### [AIM OF THE EXERCISE]
Please copy the rows word for word, starting at the first row and ending at the row that contains "staticText: (a) (570, 584, 591, 606)".

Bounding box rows
----

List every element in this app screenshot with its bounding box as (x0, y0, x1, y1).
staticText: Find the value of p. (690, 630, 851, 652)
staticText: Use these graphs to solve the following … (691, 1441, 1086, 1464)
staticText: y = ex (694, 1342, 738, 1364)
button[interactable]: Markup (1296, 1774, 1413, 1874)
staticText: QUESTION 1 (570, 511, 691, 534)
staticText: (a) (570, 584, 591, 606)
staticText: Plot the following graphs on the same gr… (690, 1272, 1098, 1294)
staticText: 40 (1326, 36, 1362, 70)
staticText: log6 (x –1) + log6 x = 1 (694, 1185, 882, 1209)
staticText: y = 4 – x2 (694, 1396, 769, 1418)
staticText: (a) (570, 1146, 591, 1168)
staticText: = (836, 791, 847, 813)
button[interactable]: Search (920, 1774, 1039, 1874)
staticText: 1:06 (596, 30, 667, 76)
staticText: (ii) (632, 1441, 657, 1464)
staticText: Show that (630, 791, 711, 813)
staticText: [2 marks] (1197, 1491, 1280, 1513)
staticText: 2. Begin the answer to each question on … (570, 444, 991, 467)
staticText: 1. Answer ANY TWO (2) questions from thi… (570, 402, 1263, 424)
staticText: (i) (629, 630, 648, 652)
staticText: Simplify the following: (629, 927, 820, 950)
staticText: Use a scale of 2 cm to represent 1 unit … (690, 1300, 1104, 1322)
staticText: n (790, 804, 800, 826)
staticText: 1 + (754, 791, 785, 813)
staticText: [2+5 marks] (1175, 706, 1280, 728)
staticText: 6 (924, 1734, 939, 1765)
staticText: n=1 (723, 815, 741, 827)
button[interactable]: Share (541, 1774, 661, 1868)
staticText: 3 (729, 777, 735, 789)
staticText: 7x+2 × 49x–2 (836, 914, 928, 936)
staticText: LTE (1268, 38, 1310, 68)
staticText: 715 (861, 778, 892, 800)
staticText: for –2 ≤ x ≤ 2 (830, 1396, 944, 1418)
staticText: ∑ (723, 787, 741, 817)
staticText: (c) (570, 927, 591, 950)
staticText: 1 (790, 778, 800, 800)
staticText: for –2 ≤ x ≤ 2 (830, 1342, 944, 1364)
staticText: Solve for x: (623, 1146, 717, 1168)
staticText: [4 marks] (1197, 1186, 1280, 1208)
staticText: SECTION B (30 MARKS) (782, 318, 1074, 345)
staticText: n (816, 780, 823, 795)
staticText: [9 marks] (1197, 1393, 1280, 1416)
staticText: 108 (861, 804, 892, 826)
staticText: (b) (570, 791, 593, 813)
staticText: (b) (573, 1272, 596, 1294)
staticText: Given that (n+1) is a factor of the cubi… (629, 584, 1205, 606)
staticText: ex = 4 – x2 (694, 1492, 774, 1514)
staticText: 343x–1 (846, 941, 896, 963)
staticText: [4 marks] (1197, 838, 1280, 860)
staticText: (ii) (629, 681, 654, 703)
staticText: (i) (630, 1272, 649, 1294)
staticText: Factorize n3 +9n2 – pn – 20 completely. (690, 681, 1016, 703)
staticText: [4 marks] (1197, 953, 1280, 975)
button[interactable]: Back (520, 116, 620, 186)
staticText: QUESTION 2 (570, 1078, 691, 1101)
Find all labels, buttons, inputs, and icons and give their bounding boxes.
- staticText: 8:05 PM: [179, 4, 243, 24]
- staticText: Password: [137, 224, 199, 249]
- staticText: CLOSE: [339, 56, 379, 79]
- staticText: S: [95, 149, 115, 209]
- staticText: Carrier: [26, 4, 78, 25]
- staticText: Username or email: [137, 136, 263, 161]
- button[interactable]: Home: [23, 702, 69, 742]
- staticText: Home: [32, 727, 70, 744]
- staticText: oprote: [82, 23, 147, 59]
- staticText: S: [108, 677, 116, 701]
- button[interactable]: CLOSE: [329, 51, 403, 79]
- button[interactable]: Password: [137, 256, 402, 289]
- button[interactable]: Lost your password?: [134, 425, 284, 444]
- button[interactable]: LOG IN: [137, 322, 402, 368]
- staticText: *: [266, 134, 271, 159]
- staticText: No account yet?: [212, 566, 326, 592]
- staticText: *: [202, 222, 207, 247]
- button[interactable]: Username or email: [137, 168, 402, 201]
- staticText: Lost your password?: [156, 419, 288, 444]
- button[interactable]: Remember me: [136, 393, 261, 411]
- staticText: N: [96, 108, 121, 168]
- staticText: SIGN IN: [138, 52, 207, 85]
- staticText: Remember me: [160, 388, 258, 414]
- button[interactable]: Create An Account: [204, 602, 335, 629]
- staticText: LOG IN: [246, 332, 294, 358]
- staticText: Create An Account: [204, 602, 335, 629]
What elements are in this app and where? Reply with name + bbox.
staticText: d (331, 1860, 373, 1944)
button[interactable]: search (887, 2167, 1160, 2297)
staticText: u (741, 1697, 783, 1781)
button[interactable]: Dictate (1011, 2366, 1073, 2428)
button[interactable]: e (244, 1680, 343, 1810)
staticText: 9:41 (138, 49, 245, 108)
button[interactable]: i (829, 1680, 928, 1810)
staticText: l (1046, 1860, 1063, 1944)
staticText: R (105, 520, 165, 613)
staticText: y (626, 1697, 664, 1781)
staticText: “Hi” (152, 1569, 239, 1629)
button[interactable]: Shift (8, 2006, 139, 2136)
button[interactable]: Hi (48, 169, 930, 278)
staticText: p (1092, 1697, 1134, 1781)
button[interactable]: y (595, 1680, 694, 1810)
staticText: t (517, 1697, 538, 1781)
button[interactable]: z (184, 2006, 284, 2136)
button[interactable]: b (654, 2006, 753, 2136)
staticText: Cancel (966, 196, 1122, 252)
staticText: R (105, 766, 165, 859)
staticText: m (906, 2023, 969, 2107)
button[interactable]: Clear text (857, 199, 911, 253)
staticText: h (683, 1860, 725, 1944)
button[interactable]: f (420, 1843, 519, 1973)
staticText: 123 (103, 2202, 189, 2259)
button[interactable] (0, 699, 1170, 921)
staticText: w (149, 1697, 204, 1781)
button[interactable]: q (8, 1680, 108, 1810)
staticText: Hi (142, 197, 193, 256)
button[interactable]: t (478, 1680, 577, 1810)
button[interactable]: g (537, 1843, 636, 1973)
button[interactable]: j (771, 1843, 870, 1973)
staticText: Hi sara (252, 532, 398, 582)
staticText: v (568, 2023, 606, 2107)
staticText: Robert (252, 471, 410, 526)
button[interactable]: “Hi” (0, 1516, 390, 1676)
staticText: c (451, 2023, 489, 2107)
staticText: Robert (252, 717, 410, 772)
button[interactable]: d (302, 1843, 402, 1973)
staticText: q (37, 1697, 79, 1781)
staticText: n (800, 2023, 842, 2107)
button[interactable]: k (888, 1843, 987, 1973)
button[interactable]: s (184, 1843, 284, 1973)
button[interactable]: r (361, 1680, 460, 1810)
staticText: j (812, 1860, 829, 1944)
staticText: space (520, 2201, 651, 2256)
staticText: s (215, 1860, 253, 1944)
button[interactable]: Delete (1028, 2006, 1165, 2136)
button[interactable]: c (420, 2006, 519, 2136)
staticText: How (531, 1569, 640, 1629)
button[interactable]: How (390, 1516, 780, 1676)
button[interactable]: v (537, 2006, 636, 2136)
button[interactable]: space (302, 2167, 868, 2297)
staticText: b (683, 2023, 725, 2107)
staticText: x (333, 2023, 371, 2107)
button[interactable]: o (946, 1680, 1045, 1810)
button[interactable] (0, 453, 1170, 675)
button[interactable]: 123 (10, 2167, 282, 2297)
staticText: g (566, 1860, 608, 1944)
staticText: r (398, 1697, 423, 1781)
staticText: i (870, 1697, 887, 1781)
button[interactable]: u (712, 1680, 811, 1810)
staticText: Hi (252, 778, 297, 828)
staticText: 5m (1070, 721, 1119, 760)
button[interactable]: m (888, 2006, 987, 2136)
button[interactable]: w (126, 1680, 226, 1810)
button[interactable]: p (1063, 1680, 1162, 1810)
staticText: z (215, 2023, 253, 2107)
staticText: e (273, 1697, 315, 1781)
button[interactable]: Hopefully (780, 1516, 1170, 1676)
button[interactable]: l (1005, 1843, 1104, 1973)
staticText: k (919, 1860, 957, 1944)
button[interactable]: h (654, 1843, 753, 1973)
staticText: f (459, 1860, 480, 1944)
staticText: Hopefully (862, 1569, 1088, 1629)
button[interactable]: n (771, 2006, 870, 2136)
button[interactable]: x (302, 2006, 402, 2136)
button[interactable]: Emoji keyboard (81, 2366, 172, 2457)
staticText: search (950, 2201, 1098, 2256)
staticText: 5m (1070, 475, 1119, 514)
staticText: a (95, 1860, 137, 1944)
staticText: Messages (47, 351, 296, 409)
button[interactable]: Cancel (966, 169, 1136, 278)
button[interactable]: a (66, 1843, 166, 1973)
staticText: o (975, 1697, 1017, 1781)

----

### [FINISHED EXERCISE]
List every element in this app screenshot with its bounding box as (x0, y0, x1, y1).
staticText: Find the value of p. (690, 630, 851, 652)
staticText: Use these graphs to solve the following … (691, 1441, 1086, 1464)
staticText: y = ex (694, 1342, 738, 1364)
button[interactable]: Markup (1296, 1774, 1413, 1874)
staticText: QUESTION 1 (570, 511, 691, 534)
staticText: (a) (570, 584, 591, 606)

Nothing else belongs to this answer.